REQUIRED TASK: Swap "Gestures" for "Motion" in the lines below, starting at the line containing "Mobile UI element" and ending at the line containing "Give bounding boxes", and change nothing else. Give only those lines, without the pictures.

PROVIDED DATA:
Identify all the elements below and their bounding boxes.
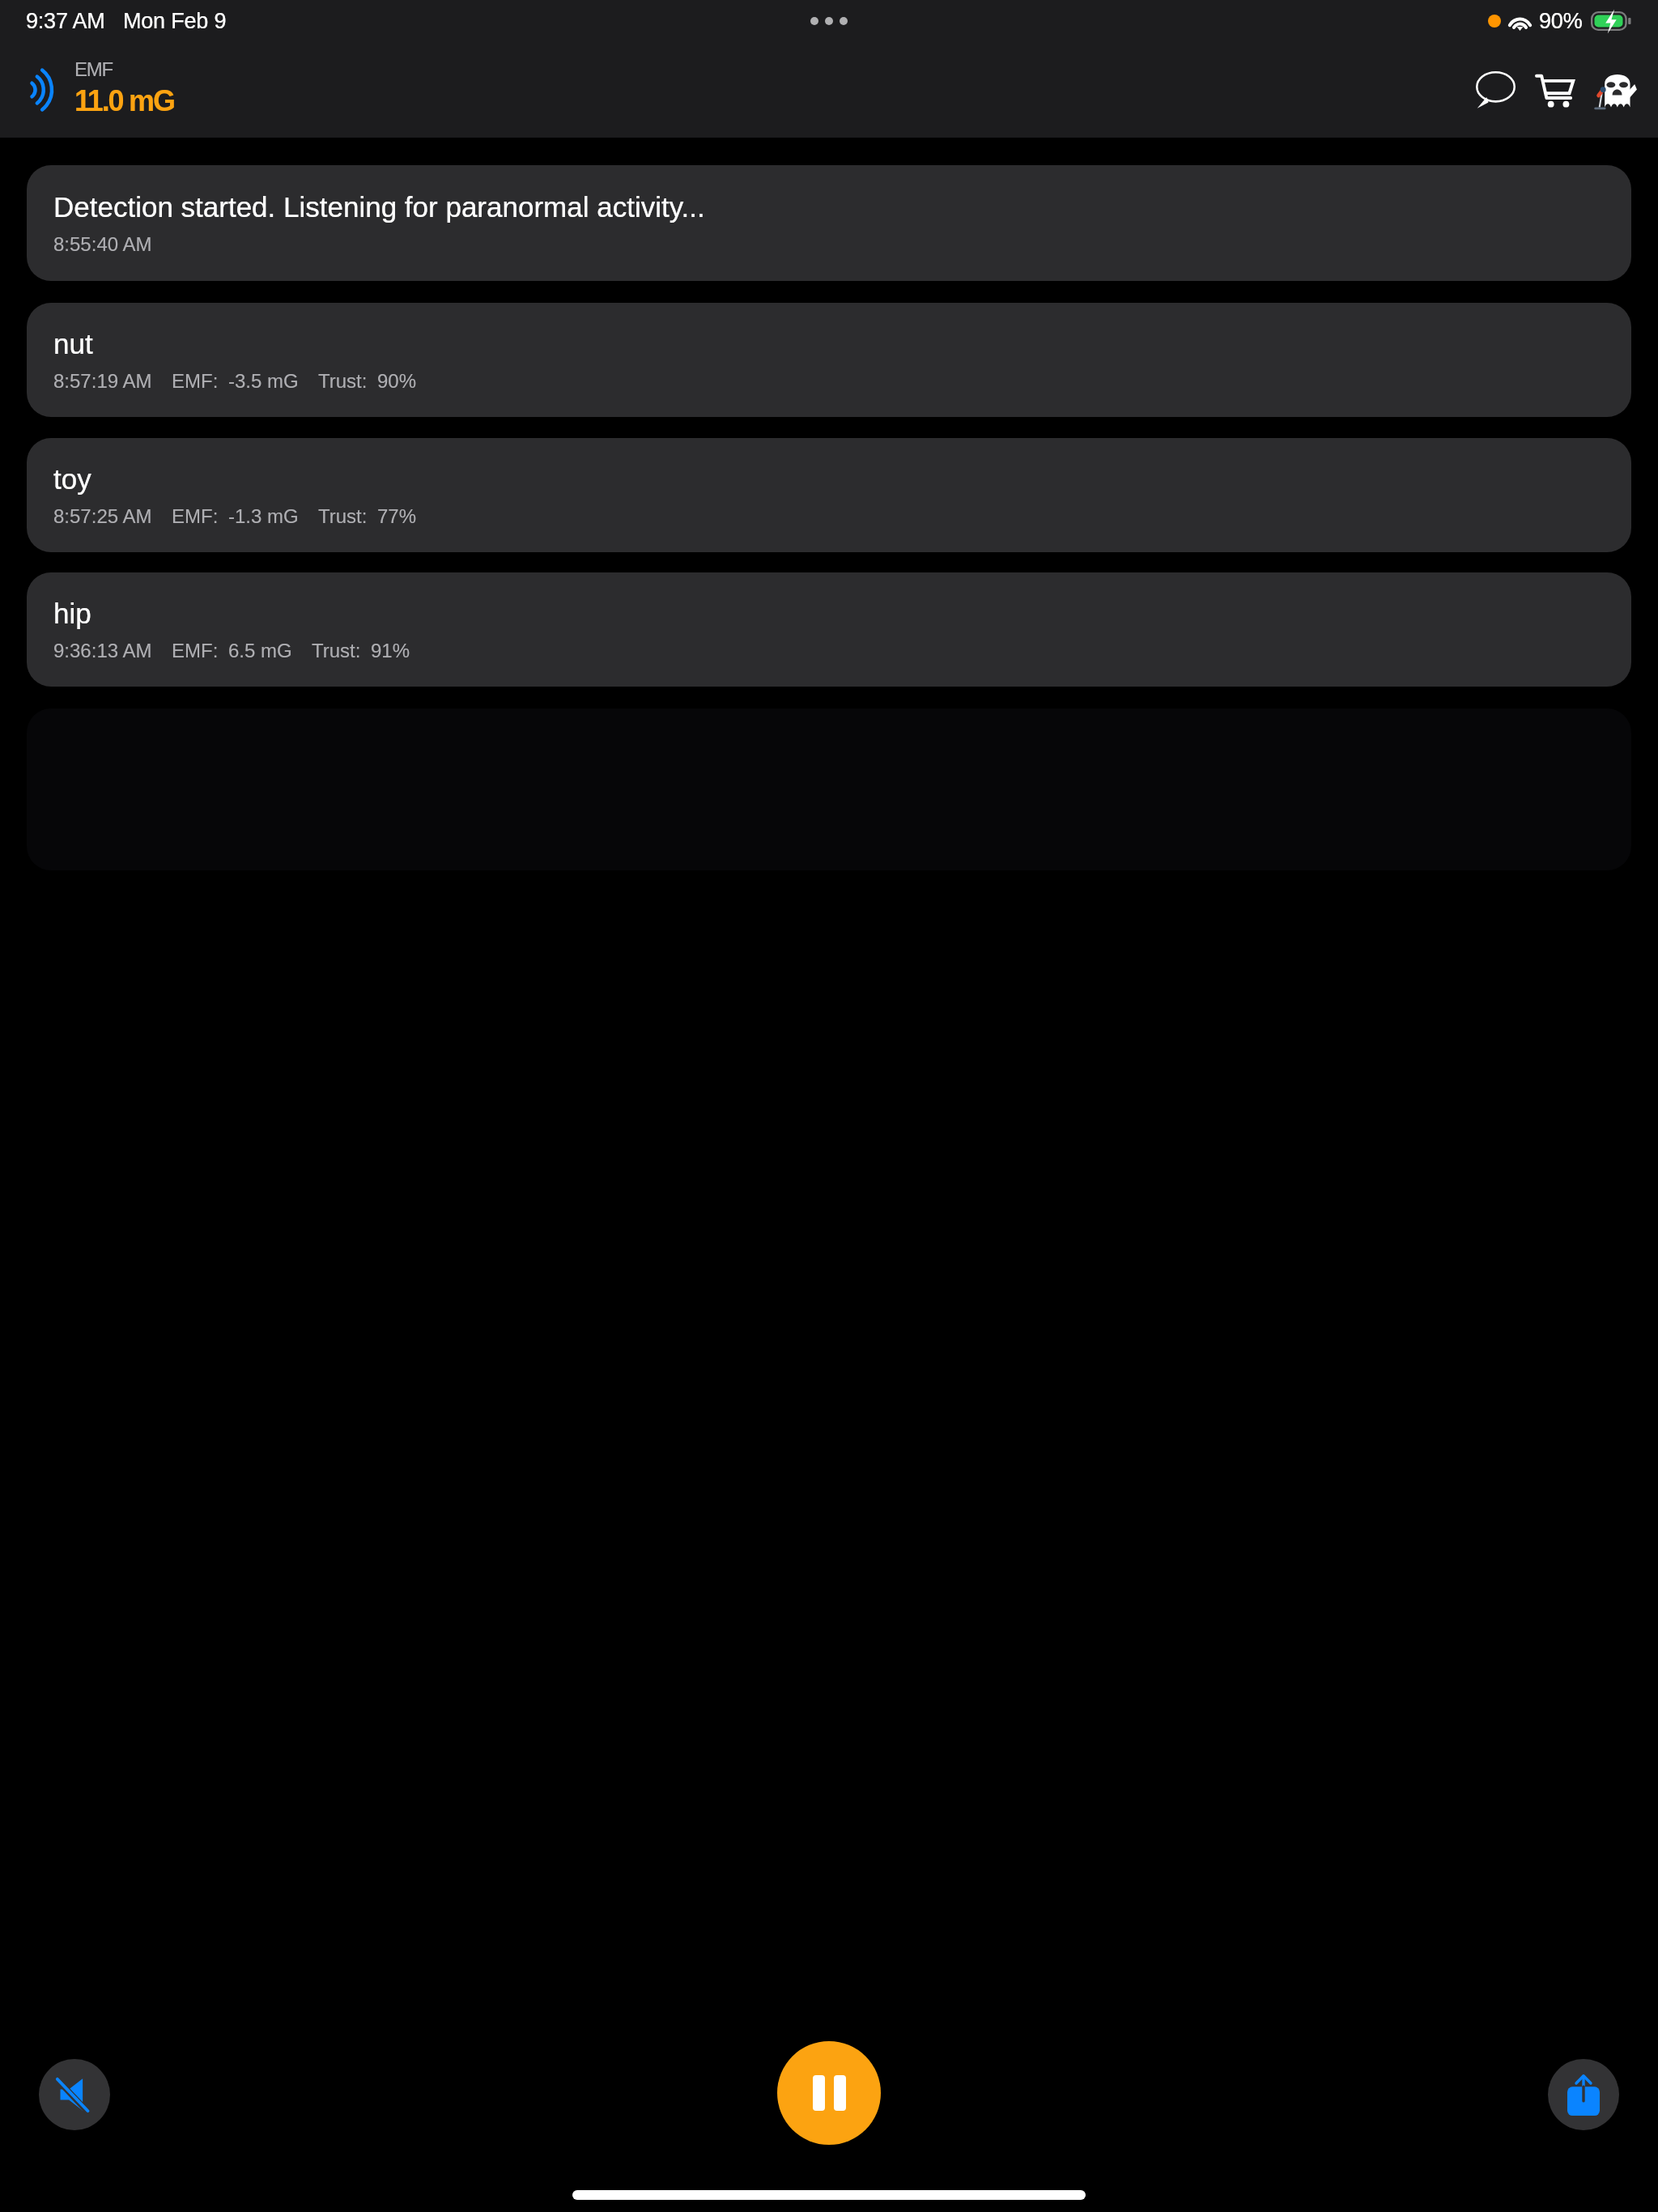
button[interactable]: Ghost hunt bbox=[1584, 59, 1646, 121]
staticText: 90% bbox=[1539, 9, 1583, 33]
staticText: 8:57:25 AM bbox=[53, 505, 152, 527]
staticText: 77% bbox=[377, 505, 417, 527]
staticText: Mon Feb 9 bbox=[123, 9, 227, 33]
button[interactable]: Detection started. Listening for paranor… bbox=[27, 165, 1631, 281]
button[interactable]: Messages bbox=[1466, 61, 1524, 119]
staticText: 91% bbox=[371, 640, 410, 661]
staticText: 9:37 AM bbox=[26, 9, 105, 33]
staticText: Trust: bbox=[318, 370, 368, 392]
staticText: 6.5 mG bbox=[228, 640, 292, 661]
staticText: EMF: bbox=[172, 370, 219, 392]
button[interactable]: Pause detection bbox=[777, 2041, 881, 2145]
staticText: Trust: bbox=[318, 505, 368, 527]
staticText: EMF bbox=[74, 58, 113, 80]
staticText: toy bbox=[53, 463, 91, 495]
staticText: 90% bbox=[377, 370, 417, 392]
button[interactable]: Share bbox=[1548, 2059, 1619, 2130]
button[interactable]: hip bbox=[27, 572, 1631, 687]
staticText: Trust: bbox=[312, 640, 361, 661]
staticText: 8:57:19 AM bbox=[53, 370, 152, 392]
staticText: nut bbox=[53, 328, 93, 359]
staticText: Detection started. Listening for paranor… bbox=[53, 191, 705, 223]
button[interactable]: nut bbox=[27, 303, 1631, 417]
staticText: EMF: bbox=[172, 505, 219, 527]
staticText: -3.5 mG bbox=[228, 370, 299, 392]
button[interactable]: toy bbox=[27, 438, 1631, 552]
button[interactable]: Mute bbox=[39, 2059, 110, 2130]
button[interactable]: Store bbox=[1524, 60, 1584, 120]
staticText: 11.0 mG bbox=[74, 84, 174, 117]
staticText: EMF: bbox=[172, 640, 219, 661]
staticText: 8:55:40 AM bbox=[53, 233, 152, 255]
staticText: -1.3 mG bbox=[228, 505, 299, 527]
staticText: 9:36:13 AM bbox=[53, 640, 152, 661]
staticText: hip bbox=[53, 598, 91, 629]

---

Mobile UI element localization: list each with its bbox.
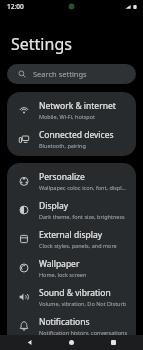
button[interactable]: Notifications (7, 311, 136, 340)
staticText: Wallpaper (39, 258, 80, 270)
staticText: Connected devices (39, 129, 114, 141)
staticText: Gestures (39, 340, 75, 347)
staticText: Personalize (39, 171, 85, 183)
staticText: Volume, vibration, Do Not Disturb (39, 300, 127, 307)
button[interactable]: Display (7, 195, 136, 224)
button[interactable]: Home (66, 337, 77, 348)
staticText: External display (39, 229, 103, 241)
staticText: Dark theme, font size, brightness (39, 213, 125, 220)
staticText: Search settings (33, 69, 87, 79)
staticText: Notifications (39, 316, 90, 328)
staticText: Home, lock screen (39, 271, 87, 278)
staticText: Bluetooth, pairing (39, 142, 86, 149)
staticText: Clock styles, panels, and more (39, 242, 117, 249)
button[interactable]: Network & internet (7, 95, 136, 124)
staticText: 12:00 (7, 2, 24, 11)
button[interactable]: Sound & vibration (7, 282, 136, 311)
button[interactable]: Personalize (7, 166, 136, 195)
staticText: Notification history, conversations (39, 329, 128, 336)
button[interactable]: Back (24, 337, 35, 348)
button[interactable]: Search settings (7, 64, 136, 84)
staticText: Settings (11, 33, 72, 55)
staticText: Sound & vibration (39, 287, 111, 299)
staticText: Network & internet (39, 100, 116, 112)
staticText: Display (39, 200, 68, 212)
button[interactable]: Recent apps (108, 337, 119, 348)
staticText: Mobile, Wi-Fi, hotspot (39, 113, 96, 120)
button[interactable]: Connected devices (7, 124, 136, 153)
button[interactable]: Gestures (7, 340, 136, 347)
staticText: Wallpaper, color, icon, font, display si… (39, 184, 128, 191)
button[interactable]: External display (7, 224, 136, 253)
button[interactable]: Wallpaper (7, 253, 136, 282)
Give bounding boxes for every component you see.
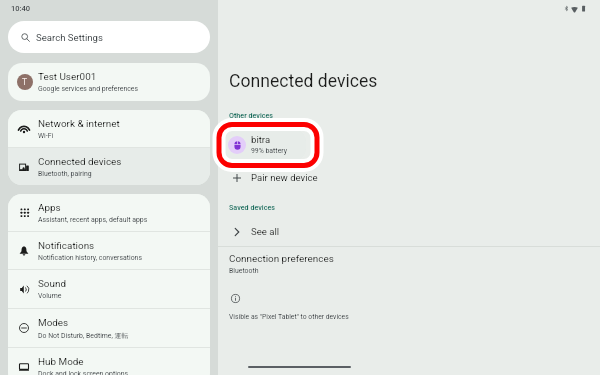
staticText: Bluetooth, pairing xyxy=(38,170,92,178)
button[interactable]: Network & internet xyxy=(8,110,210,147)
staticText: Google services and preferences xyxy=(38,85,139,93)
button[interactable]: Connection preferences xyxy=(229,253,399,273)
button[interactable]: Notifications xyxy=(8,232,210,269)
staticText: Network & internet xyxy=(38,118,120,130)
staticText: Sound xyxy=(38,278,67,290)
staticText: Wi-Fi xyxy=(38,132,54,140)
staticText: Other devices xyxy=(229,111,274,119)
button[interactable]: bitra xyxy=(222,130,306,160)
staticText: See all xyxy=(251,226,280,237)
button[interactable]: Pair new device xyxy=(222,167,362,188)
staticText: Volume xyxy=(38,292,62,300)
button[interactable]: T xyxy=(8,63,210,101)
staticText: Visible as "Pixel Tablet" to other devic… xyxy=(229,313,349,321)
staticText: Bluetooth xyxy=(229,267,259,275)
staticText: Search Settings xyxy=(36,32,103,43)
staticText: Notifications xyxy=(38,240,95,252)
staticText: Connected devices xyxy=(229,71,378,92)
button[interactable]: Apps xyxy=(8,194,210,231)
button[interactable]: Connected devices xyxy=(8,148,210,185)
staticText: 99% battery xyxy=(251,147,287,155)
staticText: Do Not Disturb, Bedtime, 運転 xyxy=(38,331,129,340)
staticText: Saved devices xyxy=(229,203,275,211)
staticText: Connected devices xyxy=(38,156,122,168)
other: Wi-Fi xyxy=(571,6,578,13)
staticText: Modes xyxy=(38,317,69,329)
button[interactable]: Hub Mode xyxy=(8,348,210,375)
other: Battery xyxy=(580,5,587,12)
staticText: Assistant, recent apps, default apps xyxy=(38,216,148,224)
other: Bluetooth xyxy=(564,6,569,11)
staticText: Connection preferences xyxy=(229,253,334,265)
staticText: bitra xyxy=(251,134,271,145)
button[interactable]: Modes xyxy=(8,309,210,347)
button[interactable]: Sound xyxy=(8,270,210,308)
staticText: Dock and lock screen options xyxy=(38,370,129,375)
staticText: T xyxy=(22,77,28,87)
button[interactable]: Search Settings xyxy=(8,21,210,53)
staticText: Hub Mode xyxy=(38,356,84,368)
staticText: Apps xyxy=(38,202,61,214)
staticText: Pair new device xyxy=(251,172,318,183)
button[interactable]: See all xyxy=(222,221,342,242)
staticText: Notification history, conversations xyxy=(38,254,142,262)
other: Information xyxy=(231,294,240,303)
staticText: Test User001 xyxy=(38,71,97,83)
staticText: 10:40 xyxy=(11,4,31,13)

OUTPUT FOR THIS TASK:
Mobile UI element localization: list each with its bbox.
button[interactable]: Notifications (7, 311, 136, 340)
staticText: Wallpaper (39, 258, 80, 270)
staticText: Connected devices (39, 129, 114, 141)
staticText: Motion (39, 340, 75, 347)
staticText: Personalize (39, 171, 85, 183)
staticText: Volume, vibration, Do Not Disturb (39, 300, 127, 307)
button[interactable]: Display (7, 195, 136, 224)
button[interactable]: Home (66, 337, 77, 348)
staticText: External display (39, 229, 103, 241)
staticText: Dark theme, font size, brightness (39, 213, 125, 220)
staticText: Search settings (33, 69, 87, 79)
staticText: Notifications (39, 316, 90, 328)
staticText: Home, lock screen (39, 271, 87, 278)
staticText: Bluetooth, pairing (39, 142, 86, 149)
staticText: Clock styles, panels, and more (39, 242, 117, 249)
button[interactable]: Network & internet (7, 95, 136, 124)
staticText: 12:00 (7, 2, 24, 11)
button[interactable]: Sound & vibration (7, 282, 136, 311)
button[interactable]: Personalize (7, 166, 136, 195)
staticText: Notification history, conversations (39, 329, 128, 336)
button[interactable]: Back (24, 337, 35, 348)
button[interactable]: Search settings (7, 64, 136, 84)
staticText: Settings (11, 33, 72, 55)
staticText: Sound & vibration (39, 287, 111, 299)
staticText: Network & internet (39, 100, 116, 112)
staticText: Display (39, 200, 68, 212)
button[interactable]: Recent apps (108, 337, 119, 348)
staticText: Mobile, Wi-Fi, hotspot (39, 113, 96, 120)
button[interactable]: Connected devices (7, 124, 136, 153)
button[interactable]: Motion (7, 340, 136, 347)
staticText: Wallpaper, color, icon, font, display si… (39, 184, 128, 191)
button[interactable]: External display (7, 224, 136, 253)
button[interactable]: Wallpaper (7, 253, 136, 282)
Give bounding boxes for every component you see.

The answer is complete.